[Source data]

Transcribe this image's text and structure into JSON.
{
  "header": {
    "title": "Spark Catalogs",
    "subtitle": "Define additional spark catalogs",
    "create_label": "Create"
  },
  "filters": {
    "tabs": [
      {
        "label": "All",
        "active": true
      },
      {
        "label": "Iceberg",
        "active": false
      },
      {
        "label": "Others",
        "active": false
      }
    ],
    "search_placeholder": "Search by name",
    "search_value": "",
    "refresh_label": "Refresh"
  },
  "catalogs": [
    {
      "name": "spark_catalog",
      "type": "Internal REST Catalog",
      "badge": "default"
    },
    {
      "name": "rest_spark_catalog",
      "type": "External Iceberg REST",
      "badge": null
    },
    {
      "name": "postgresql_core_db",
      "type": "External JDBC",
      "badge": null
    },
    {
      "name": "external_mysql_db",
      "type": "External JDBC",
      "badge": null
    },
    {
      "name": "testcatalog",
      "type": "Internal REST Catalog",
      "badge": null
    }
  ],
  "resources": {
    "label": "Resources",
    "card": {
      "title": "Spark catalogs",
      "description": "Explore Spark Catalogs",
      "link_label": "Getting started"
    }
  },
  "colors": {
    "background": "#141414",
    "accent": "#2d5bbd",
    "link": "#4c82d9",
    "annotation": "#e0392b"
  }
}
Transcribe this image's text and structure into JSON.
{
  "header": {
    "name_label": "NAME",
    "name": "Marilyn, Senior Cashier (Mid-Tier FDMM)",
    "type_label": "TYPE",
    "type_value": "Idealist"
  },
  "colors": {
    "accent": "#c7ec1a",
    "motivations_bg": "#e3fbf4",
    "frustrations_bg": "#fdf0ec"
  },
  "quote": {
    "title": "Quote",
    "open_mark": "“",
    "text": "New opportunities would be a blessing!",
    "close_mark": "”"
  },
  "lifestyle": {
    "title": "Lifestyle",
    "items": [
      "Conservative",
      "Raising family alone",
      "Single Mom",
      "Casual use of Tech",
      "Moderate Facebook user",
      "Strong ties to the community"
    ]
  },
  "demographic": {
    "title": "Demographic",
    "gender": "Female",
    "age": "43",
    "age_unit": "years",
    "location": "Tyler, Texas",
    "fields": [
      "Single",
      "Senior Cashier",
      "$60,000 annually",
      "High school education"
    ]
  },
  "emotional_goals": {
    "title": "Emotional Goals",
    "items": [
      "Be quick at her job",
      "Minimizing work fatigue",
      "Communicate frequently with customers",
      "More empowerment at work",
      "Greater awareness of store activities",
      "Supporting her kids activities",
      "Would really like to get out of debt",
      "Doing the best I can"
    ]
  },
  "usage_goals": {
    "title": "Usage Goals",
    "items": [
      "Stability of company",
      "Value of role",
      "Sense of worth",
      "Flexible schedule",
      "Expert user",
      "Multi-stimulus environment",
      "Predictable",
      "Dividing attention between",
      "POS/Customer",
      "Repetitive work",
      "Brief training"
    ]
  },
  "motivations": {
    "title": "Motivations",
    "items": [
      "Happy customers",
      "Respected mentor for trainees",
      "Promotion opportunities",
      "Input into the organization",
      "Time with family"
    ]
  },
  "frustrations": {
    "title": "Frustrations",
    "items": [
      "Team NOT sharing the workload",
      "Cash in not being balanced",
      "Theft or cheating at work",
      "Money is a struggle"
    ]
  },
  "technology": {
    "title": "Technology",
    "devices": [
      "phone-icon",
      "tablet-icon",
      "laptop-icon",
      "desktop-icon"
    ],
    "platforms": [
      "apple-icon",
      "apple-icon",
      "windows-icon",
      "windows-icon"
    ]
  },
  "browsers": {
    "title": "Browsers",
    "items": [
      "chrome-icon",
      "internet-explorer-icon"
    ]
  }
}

What is expected: Give an exact copy of all the data shown above.

Output of the exercise:
Transcribe this image's text and structure into JSON.
{
  "header": {
    "title": "Spark Catalogs",
    "subtitle": "Define additional spark catalogs",
    "create_label": "Create"
  },
  "filters": {
    "tabs": [
      {
        "label": "All",
        "active": true
      },
      {
        "label": "Iceberg",
        "active": false
      },
      {
        "label": "Others",
        "active": false
      }
    ],
    "search_placeholder": "Search by name",
    "search_value": "",
    "refresh_label": "Refresh"
  },
  "catalogs": [
    {
      "name": "spark_catalog",
      "type": "Internal REST Catalog",
      "badge": "default"
    },
    {
      "name": "rest_spark_catalog",
      "type": "External Iceberg REST",
      "badge": null
    },
    {
      "name": "postgresql_core_db",
      "type": "External JDBC",
      "badge": null
    },
    {
      "name": "external_mysql_db",
      "type": "External JDBC",
      "badge": null
    },
    {
      "name": "testcatalog",
      "type": "Internal REST Catalog",
      "badge": null
    }
  ],
  "resources": {
    "label": "Resources",
    "card": {
      "title": "Spark catalogs",
      "description": "Explore Spark Catalogs",
      "link_label": "Getting started"
    }
  },
  "colors": {
    "background": "#141414",
    "accent": "#2d5bbd",
    "link": "#4c82d9",
    "annotation": "#e0392b"
  }
}
Transcribe this image's text and structure into JSON.
{
  "header": {
    "name_label": "NAME",
    "name": "Marilyn, Senior Cashier (Mid-Tier FDMM)",
    "type_label": "TYPE",
    "type_value": "Idealist"
  },
  "colors": {
    "accent": "#c7ec1a",
    "motivations_bg": "#e3fbf4",
    "frustrations_bg": "#fdf0ec"
  },
  "quote": {
    "title": "Quote",
    "open_mark": "“",
    "text": "New opportunities would be a blessing!",
    "close_mark": "”"
  },
  "lifestyle": {
    "title": "Lifestyle",
    "items": [
      "Conservative",
      "Raising family alone",
      "Single Mom",
      "Casual use of Tech",
      "Moderate Facebook user",
      "Strong ties to the community"
    ]
  },
  "demographic": {
    "title": "Demographic",
    "gender": "Female",
    "age": "43",
    "age_unit": "years",
    "location": "Tyler, Texas",
    "fields": [
      "Single",
      "Senior Cashier",
      "$60,000 annually",
      "High school education"
    ]
  },
  "emotional_goals": {
    "title": "Emotional Goals",
    "items": [
      "Be quick at her job",
      "Minimizing work fatigue",
      "Communicate frequently with customers",
      "More empowerment at work",
      "Greater awareness of store activities",
      "Supporting her kids activities",
      "Would really like to get out of debt",
      "Doing the best I can"
    ]
  },
  "usage_goals": {
    "title": "Usage Goals",
    "items": [
      "Stability of company",
      "Value of role",
      "Sense of worth",
      "Flexible schedule",
      "Expert user",
      "Multi-stimulus environment",
      "Predictable",
      "Dividing attention between",
      "POS/Customer",
      "Repetitive work",
      "Brief training"
    ]
  },
  "motivations": {
    "title": "Motivations",
    "items": [
      "Happy customers",
      "Respected mentor for trainees",
      "Promotion opportunities",
      "Input into the organization",
      "Time with family"
    ]
  },
  "frustrations": {
    "title": "Frustrations",
    "items": [
      "Team NOT sharing the workload",
      "Cash in not being balanced",
      "Theft or cheating at work",
      "Money is a struggle"
    ]
  },
  "technology": {
    "title": "Technology",
    "devices": [
      "phone-icon",
      "tablet-icon",
      "laptop-icon",
      "desktop-icon"
    ],
    "platforms": [
      "apple-icon",
      "apple-icon",
      "windows-icon",
      "windows-icon"
    ]
  },
  "browsers": {
    "title": "Browsers",
    "items": [
      "chrome-icon",
      "internet-explorer-icon"
    ]
  }
}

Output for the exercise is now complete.